Stored records
◆ ◆ ◆ ◆ ◆
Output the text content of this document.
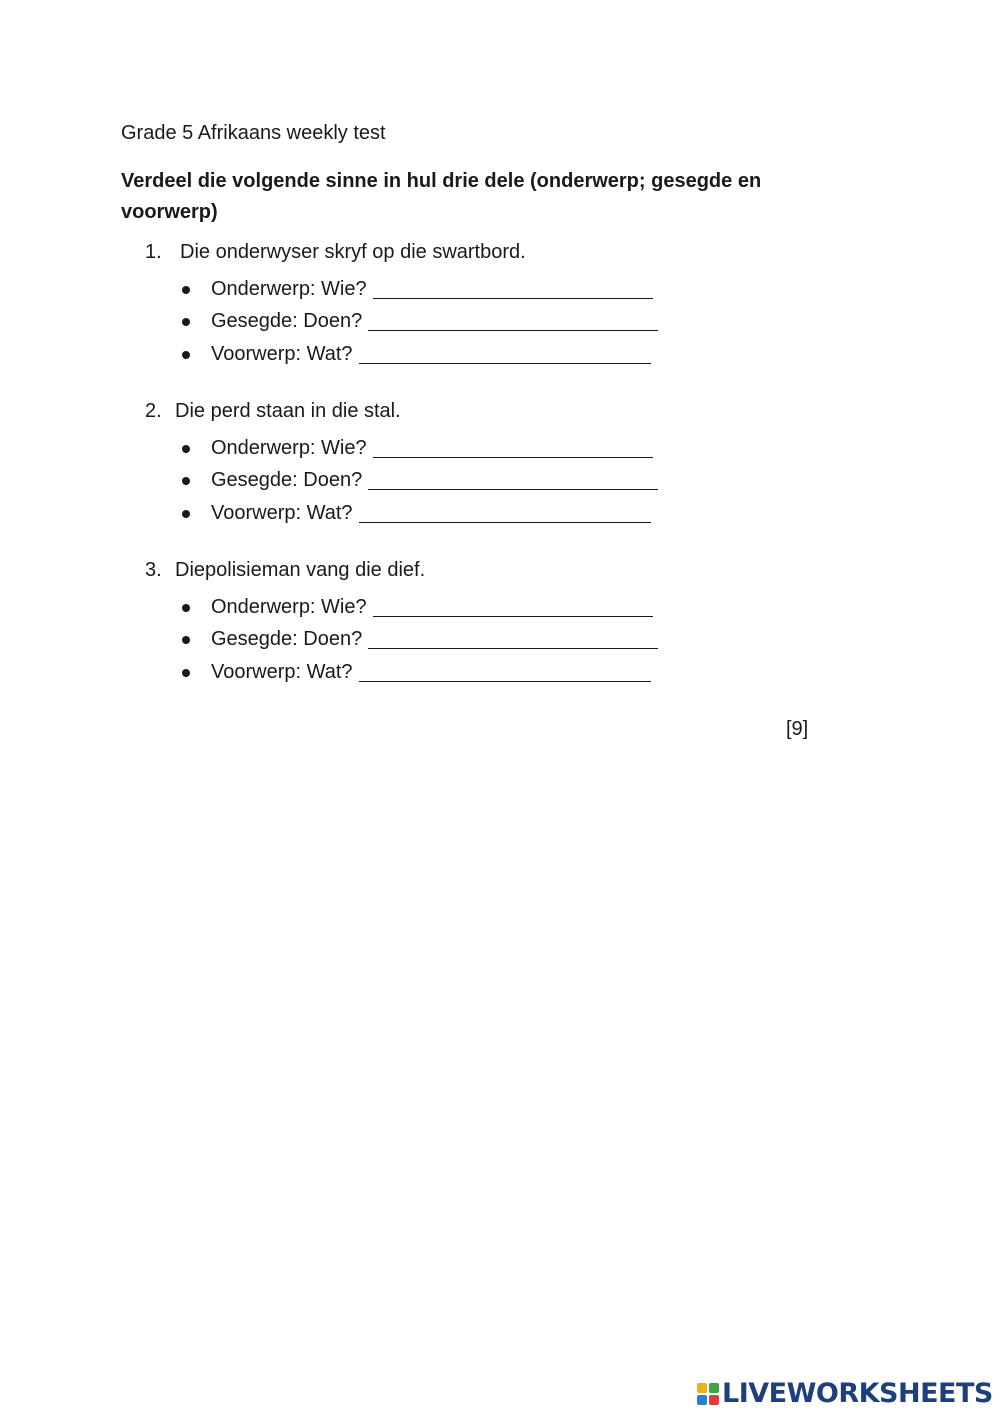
Grade 5 Afrikaans weekly test
Verdeel die volgende sinne in hul drie dele (onderwerp; gesegde en voorwerp)
1. Die onderwyser skryf op die swartbord.
Onderwerp: Wie?
Gesegde: Doen?
Voorwerp: Wat?
2. Die perd staan in die stal.
Onderwerp: Wie?
Gesegde: Doen?
Voorwerp: Wat?
3. Diepolisieman vang die dief.
Onderwerp: Wie?
Gesegde: Doen?
Voorwerp: Wat?
[9]
LIVEWORKSHEETS
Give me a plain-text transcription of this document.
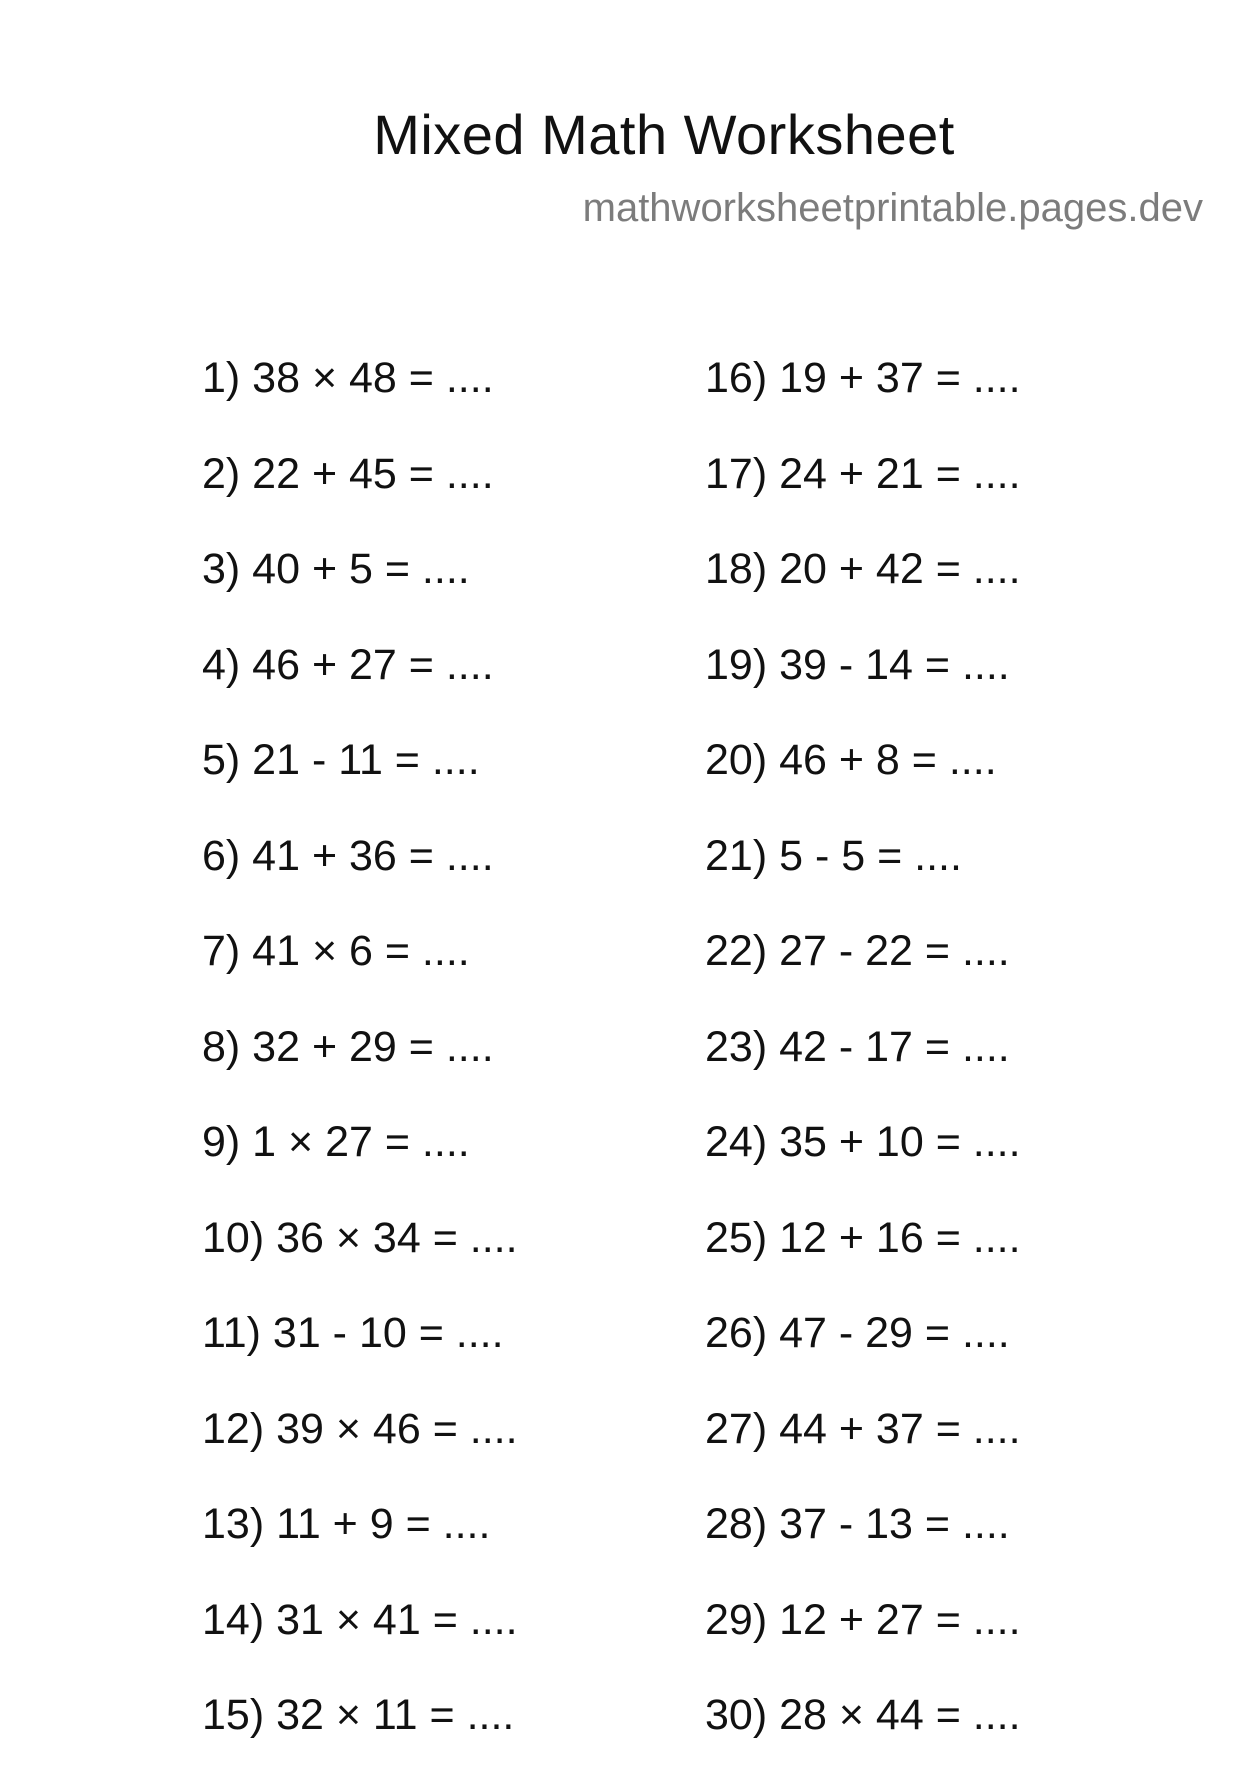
Mixed Math Worksheet
mathworksheetprintable.pages.dev
1) 38 × 48 = ....
2) 22 + 45 = ....
3) 40 + 5 = ....
4) 46 + 27 = ....
5) 21 - 11 = ....
6) 41 + 36 = ....
7) 41 × 6 = ....
8) 32 + 29 = ....
9) 1 × 27 = ....
10) 36 × 34 = ....
11) 31 - 10 = ....
12) 39 × 46 = ....
13) 11 + 9 = ....
14) 31 × 41 = ....
15) 32 × 11 = ....
16) 19 + 37 = ....
17) 24 + 21 = ....
18) 20 + 42 = ....
19) 39 - 14 = ....
20) 46 + 8 = ....
21) 5 - 5 = ....
22) 27 - 22 = ....
23) 42 - 17 = ....
24) 35 + 10 = ....
25) 12 + 16 = ....
26) 47 - 29 = ....
27) 44 + 37 = ....
28) 37 - 13 = ....
29) 12 + 27 = ....
30) 28 × 44 = ....
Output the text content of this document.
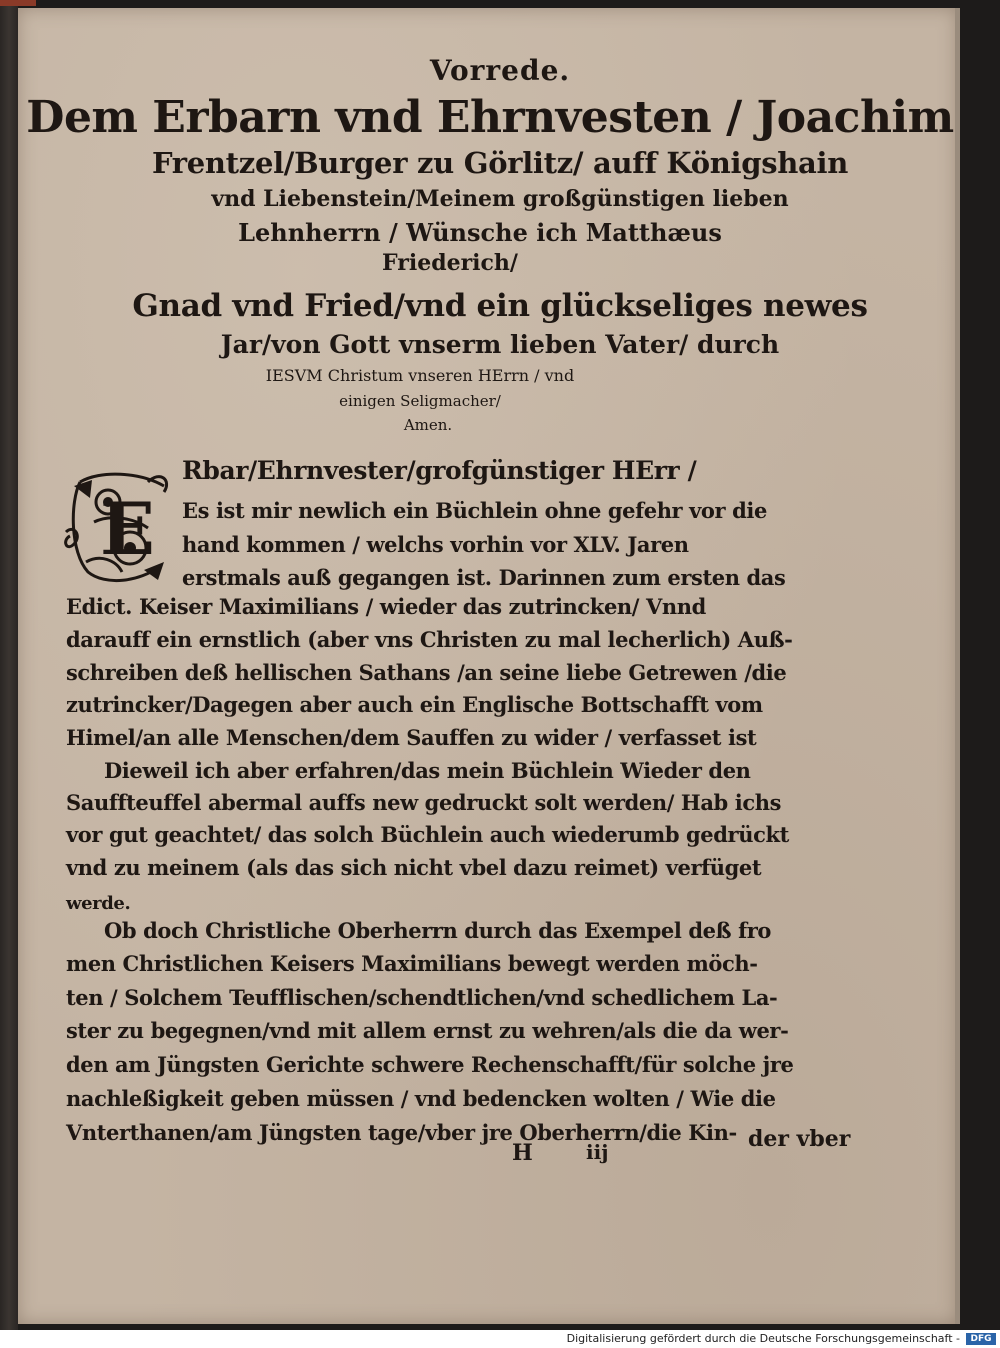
Vorrede.
Dem Erbarn vnd Ehrnvesten / Joachim
Frentzel/Burger zu Görlitz/ auff Königshain
vnd Liebenstein/Meinem großgünstigen lieben
Lehnherrn / Wünsche ich Matthæus
Friederich/
Gnad vnd Fried/vnd ein glückseliges newes
Jar/von Gott vnserm lieben Vater/ durch
IESVM Christum vnseren HErrn / vnd
einigen Seligmacher/
Amen.
E
Rbar/Ehrnvester/grofgünstiger HErr /
Es ist mir newlich ein Büchlein ohne gefehr vor die
hand kommen / welchs vorhin vor XLV. Jaren
erstmals auß gegangen ist. Darinnen zum ersten das
Edict. Keiser Maximilians / wieder das zutrincken/ Vnnd
darauff ein ernstlich (aber vns Christen zu mal lecherlich) Auß-
schreiben deß hellischen Sathans /an seine liebe Getrewen /die
zutrincker/Dagegen aber auch ein Englische Bottschafft vom
Himel/an alle Menschen/dem Sauffen zu wider / verfasset ist
Dieweil ich aber erfahren/das mein Büchlein Wieder den
Sauffteuffel abermal auffs new gedruckt solt werden/ Hab ichs
vor gut geachtet/ das solch Büchlein auch wiederumb gedrückt
vnd zu meinem (als das sich nicht vbel dazu reimet) verfüget
werde.
Ob doch Christliche Oberherrn durch das Exempel deß fro
men Christlichen Keisers Maximilians bewegt werden möch-
ten / Solchem Teufflischen/schendtlichen/vnd schedlichem La-
ster zu begegnen/vnd mit allem ernst zu wehren/als die da wer-
den am Jüngsten Gerichte schwere Rechenschafft/für solche jre
nachleßigkeit geben müssen / vnd bedencken wolten / Wie die
Vnterthanen/am Jüngsten tage/vber jre Oberherrn/die Kin-
H	iij	der vber
Digitalisierung gefördert durch die Deutsche Forschungsgemeinschaft -	DFG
◆ ◆ ◆ ◆ ◆
Every record is to be reproduced exactly, with no pictures included.

- [WRITTEN ANSWER]
Output the text content of this document.
Grade 5 Afrikaans weekly test
Verdeel die volgende sinne in hul drie dele (onderwerp; gesegde en voorwerp)
1. Die onderwyser skryf op die swartbord.
Onderwerp: Wie?
Gesegde: Doen?
Voorwerp: Wat?
2. Die perd staan in die stal.
Onderwerp: Wie?
Gesegde: Doen?
Voorwerp: Wat?
3. Diepolisieman vang die dief.
Onderwerp: Wie?
Gesegde: Doen?
Voorwerp: Wat?
[9]
LIVEWORKSHEETS
Give me a plain-text transcription of this document.
Mixed Math Worksheet
mathworksheetprintable.pages.dev
1) 38 × 48 = ....
2) 22 + 45 = ....
3) 40 + 5 = ....
4) 46 + 27 = ....
5) 21 - 11 = ....
6) 41 + 36 = ....
7) 41 × 6 = ....
8) 32 + 29 = ....
9) 1 × 27 = ....
10) 36 × 34 = ....
11) 31 - 10 = ....
12) 39 × 46 = ....
13) 11 + 9 = ....
14) 31 × 41 = ....
15) 32 × 11 = ....
16) 19 + 37 = ....
17) 24 + 21 = ....
18) 20 + 42 = ....
19) 39 - 14 = ....
20) 46 + 8 = ....
21) 5 - 5 = ....
22) 27 - 22 = ....
23) 42 - 17 = ....
24) 35 + 10 = ....
25) 12 + 16 = ....
26) 47 - 29 = ....
27) 44 + 37 = ....
28) 37 - 13 = ....
29) 12 + 27 = ....
30) 28 × 44 = ....
Output the text content of this document.
Vorrede.
Dem Erbarn vnd Ehrnvesten / Joachim
Frentzel/Burger zu Görlitz/ auff Königshain
vnd Liebenstein/Meinem großgünstigen lieben
Lehnherrn / Wünsche ich Matthæus
Friederich/
Gnad vnd Fried/vnd ein glückseliges newes
Jar/von Gott vnserm lieben Vater/ durch
IESVM Christum vnseren HErrn / vnd
einigen Seligmacher/
Amen.
E
Rbar/Ehrnvester/grofgünstiger HErr /
Es ist mir newlich ein Büchlein ohne gefehr vor die
hand kommen / welchs vorhin vor XLV. Jaren
erstmals auß gegangen ist. Darinnen zum ersten das
Edict. Keiser Maximilians / wieder das zutrincken/ Vnnd
darauff ein ernstlich (aber vns Christen zu mal lecherlich) Auß-
schreiben deß hellischen Sathans /an seine liebe Getrewen /die
zutrincker/Dagegen aber auch ein Englische Bottschafft vom
Himel/an alle Menschen/dem Sauffen zu wider / verfasset ist
Dieweil ich aber erfahren/das mein Büchlein Wieder den
Sauffteuffel abermal auffs new gedruckt solt werden/ Hab ichs
vor gut geachtet/ das solch Büchlein auch wiederumb gedrückt
vnd zu meinem (als das sich nicht vbel dazu reimet) verfüget
werde.
Ob doch Christliche Oberherrn durch das Exempel deß fro
men Christlichen Keisers Maximilians bewegt werden möch-
ten / Solchem Teufflischen/schendtlichen/vnd schedlichem La-
ster zu begegnen/vnd mit allem ernst zu wehren/als die da wer-
den am Jüngsten Gerichte schwere Rechenschafft/für solche jre
nachleßigkeit geben müssen / vnd bedencken wolten / Wie die
Vnterthanen/am Jüngsten tage/vber jre Oberherrn/die Kin-
H	iij	der vber
Digitalisierung gefördert durch die Deutsche Forschungsgemeinschaft -	DFG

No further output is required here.